_Exercise directions_
Repeat the listing in full, word for word.
===== Dataset excerpts
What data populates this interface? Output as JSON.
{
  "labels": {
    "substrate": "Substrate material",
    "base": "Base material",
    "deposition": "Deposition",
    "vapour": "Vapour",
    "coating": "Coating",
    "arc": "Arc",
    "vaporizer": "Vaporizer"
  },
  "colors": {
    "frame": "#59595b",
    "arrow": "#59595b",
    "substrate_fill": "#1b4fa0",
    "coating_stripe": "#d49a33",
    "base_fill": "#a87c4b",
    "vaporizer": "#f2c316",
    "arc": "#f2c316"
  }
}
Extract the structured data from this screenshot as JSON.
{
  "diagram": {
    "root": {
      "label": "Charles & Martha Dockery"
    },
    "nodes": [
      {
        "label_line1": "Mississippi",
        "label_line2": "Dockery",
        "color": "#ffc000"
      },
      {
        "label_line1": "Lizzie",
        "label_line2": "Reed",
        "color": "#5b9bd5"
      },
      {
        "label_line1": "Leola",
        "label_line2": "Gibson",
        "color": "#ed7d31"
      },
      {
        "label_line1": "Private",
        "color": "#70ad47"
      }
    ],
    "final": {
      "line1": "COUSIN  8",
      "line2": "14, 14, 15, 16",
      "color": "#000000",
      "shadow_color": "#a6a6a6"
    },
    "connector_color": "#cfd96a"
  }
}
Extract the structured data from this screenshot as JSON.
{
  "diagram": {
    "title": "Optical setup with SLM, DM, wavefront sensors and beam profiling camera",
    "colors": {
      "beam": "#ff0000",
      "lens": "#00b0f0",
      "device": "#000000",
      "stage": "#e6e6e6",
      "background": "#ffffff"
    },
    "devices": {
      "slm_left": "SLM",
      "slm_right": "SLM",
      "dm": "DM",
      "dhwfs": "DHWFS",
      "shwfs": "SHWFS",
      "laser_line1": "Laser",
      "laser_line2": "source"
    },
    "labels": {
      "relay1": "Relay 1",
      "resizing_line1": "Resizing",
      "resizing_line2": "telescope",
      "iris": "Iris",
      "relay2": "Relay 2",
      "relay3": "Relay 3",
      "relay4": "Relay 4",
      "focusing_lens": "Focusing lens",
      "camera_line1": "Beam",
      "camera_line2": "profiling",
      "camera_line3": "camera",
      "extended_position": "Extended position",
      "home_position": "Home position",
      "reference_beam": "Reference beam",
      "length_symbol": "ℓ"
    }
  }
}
==========
_Result of this task_
What data populates this interface? Output as JSON.
{
  "labels": {
    "substrate": "Substrate material",
    "base": "Base material",
    "deposition": "Deposition",
    "vapour": "Vapour",
    "coating": "Coating",
    "arc": "Arc",
    "vaporizer": "Vaporizer"
  },
  "colors": {
    "frame": "#59595b",
    "arrow": "#59595b",
    "substrate_fill": "#1b4fa0",
    "coating_stripe": "#d49a33",
    "base_fill": "#a87c4b",
    "vaporizer": "#f2c316",
    "arc": "#f2c316"
  }
}
Extract the structured data from this screenshot as JSON.
{
  "diagram": {
    "root": {
      "label": "Charles & Martha Dockery"
    },
    "nodes": [
      {
        "label_line1": "Mississippi",
        "label_line2": "Dockery",
        "color": "#ffc000"
      },
      {
        "label_line1": "Lizzie",
        "label_line2": "Reed",
        "color": "#5b9bd5"
      },
      {
        "label_line1": "Leola",
        "label_line2": "Gibson",
        "color": "#ed7d31"
      },
      {
        "label_line1": "Private",
        "color": "#70ad47"
      }
    ],
    "final": {
      "line1": "COUSIN  8",
      "line2": "14, 14, 15, 16",
      "color": "#000000",
      "shadow_color": "#a6a6a6"
    },
    "connector_color": "#cfd96a"
  }
}
Extract the structured data from this screenshot as JSON.
{
  "diagram": {
    "title": "Optical setup with SLM, DM, wavefront sensors and beam profiling camera",
    "colors": {
      "beam": "#ff0000",
      "lens": "#00b0f0",
      "device": "#000000",
      "stage": "#e6e6e6",
      "background": "#ffffff"
    },
    "devices": {
      "slm_left": "SLM",
      "slm_right": "SLM",
      "dm": "DM",
      "dhwfs": "DHWFS",
      "shwfs": "SHWFS",
      "laser_line1": "Laser",
      "laser_line2": "source"
    },
    "labels": {
      "relay1": "Relay 1",
      "resizing_line1": "Resizing",
      "resizing_line2": "telescope",
      "iris": "Iris",
      "relay2": "Relay 2",
      "relay3": "Relay 3",
      "relay4": "Relay 4",
      "focusing_lens": "Focusing lens",
      "camera_line1": "Beam",
      "camera_line2": "profiling",
      "camera_line3": "camera",
      "extended_position": "Extended position",
      "home_position": "Home position",
      "reference_beam": "Reference beam",
      "length_symbol": "ℓ"
    }
  }
}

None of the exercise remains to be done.